EXERCISE INSTRUCTIONS: Copy out the records precisely, omitting pictures.

RECORDS FOR THIS EXERCISE:
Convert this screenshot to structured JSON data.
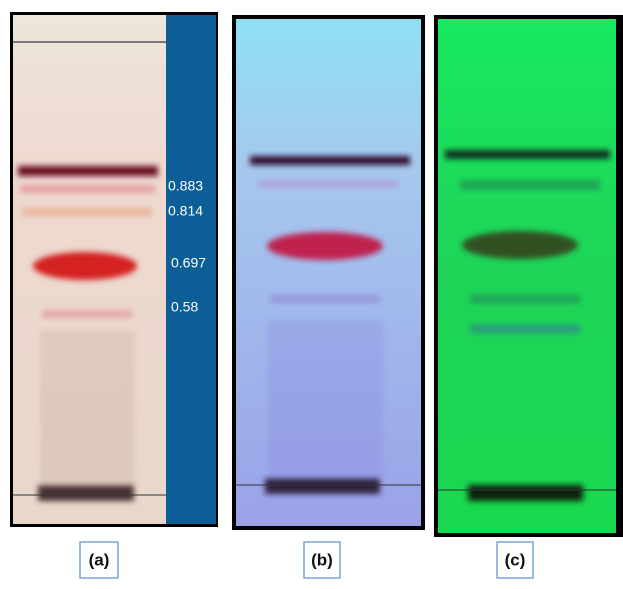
{
  "panels": [
    {
      "label": "(a)",
      "rf_values": [
        "0.883",
        "0.814",
        "0.697",
        "0.58"
      ]
    },
    {
      "label": "(b)"
    },
    {
      "label": "(c)"
    }
  ]
}
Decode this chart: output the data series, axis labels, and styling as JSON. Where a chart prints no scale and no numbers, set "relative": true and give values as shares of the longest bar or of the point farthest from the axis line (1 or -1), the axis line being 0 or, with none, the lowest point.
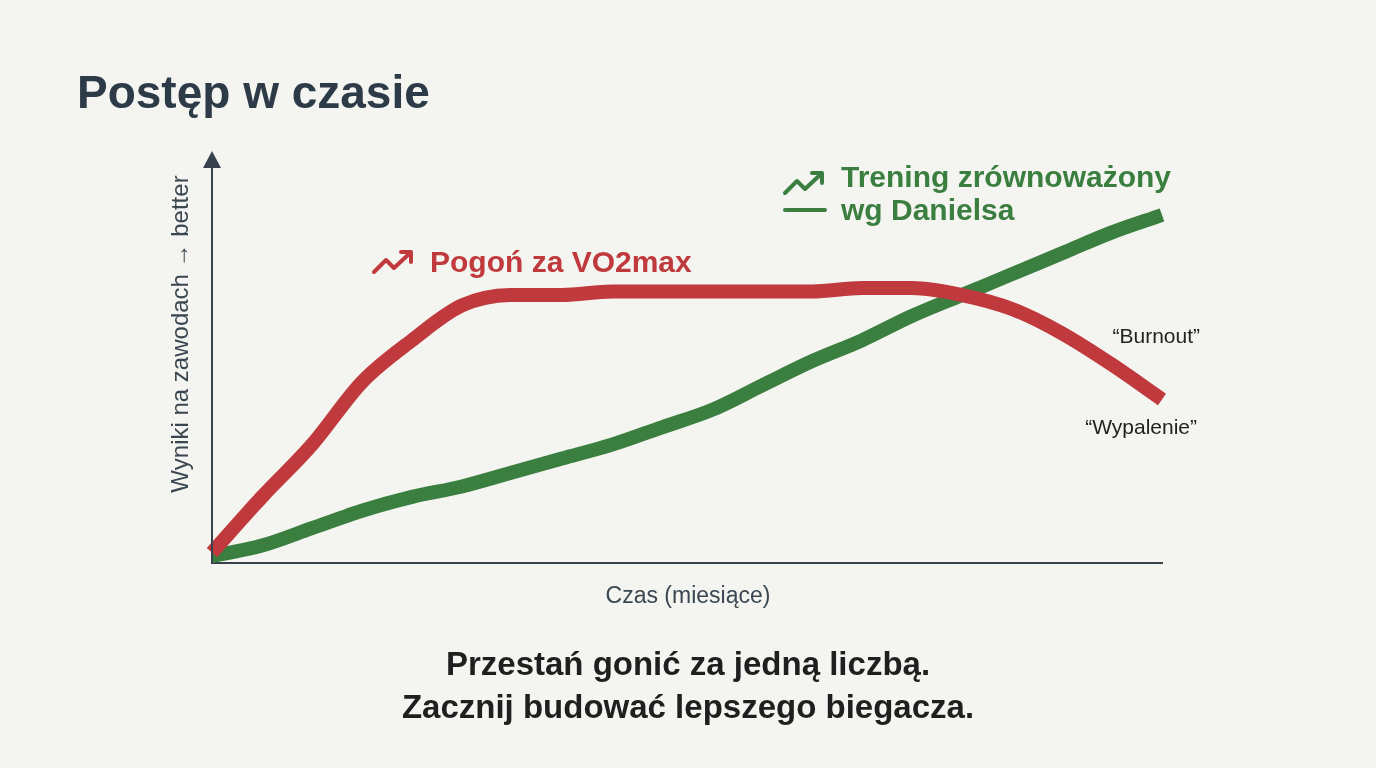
{
  "chart_data": {
    "type": "line",
    "title": "Postęp w czasie",
    "xlabel": "Czas (miesiące)",
    "ylabel": "Wyniki na zawodach → better",
    "relative": true,
    "grid": false,
    "marker": "none",
    "line_style": "solid",
    "legend": "top",
    "categories": [
      null,
      null,
      null,
      null,
      null,
      null,
      null,
      null,
      null,
      null,
      null,
      null,
      null,
      null,
      null,
      null,
      null,
      null,
      null,
      null
    ],
    "series": [
      {
        "name": "Pogoń za VO2max",
        "color": "#c0393c",
        "values": [
          0.03,
          0.19,
          0.34,
          0.52,
          0.64,
          0.74,
          0.77,
          0.77,
          0.78,
          0.78,
          0.78,
          0.78,
          0.78,
          0.79,
          0.79,
          0.77,
          0.73,
          0.66,
          0.57,
          0.47
        ]
      },
      {
        "name": "Trening zrównoważony wg Danielsa",
        "color": "#3b7f40",
        "values": [
          0.02,
          0.05,
          0.1,
          0.15,
          0.19,
          0.22,
          0.26,
          0.3,
          0.34,
          0.39,
          0.44,
          0.51,
          0.58,
          0.64,
          0.71,
          0.77,
          0.83,
          0.89,
          0.95,
          1
        ]
      }
    ],
    "annotations": [
      "“Burnout”",
      "“Wypalenie”",
      "Przestań gonić za jedną liczbą.",
      "Zacznij budować lepszego biegacza."
    ]
  }
}
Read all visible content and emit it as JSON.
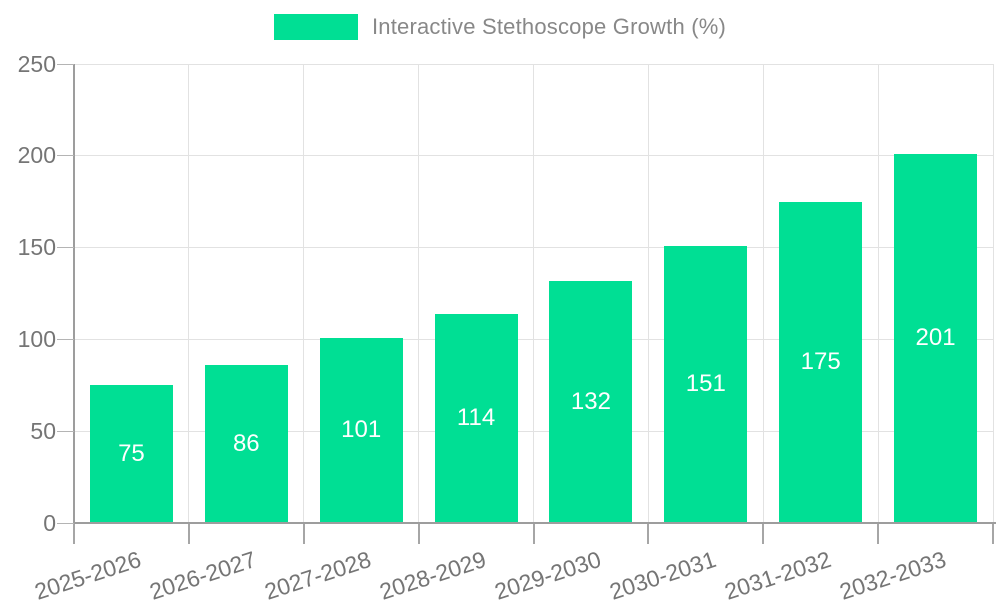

FINISHED EXERCISE:
Convert this screenshot to structured JSON data.
{
  "panels": [
    {
      "label": "(a)",
      "rf_values": [
        "0.883",
        "0.814",
        "0.697",
        "0.58"
      ]
    },
    {
      "label": "(b)"
    },
    {
      "label": "(c)"
    }
  ]
}
Decode this chart: output the data series, axis labels, and styling as JSON. Where a chart prints no scale and no numbers, set "relative": true and give values as shares of the longest bar or of the point farthest from the axis line (1 or -1), the axis line being 0 or, with none, the lowest point.
{
  "chart_data": {
    "type": "line",
    "title": "Postęp w czasie",
    "xlabel": "Czas (miesiące)",
    "ylabel": "Wyniki na zawodach → better",
    "relative": true,
    "grid": false,
    "marker": "none",
    "line_style": "solid",
    "legend": "top",
    "categories": [
      null,
      null,
      null,
      null,
      null,
      null,
      null,
      null,
      null,
      null,
      null,
      null,
      null,
      null,
      null,
      null,
      null,
      null,
      null,
      null
    ],
    "series": [
      {
        "name": "Pogoń za VO2max",
        "color": "#c0393c",
        "values": [
          0.03,
          0.19,
          0.34,
          0.52,
          0.64,
          0.74,
          0.77,
          0.77,
          0.78,
          0.78,
          0.78,
          0.78,
          0.78,
          0.79,
          0.79,
          0.77,
          0.73,
          0.66,
          0.57,
          0.47
        ]
      },
      {
        "name": "Trening zrównoważony wg Danielsa",
        "color": "#3b7f40",
        "values": [
          0.02,
          0.05,
          0.1,
          0.15,
          0.19,
          0.22,
          0.26,
          0.3,
          0.34,
          0.39,
          0.44,
          0.51,
          0.58,
          0.64,
          0.71,
          0.77,
          0.83,
          0.89,
          0.95,
          1
        ]
      }
    ],
    "annotations": [
      "“Burnout”",
      "“Wypalenie”",
      "Przestań gonić za jedną liczbą.",
      "Zacznij budować lepszego biegacza."
    ]
  }
}
Read all visible content and emit it as JSON.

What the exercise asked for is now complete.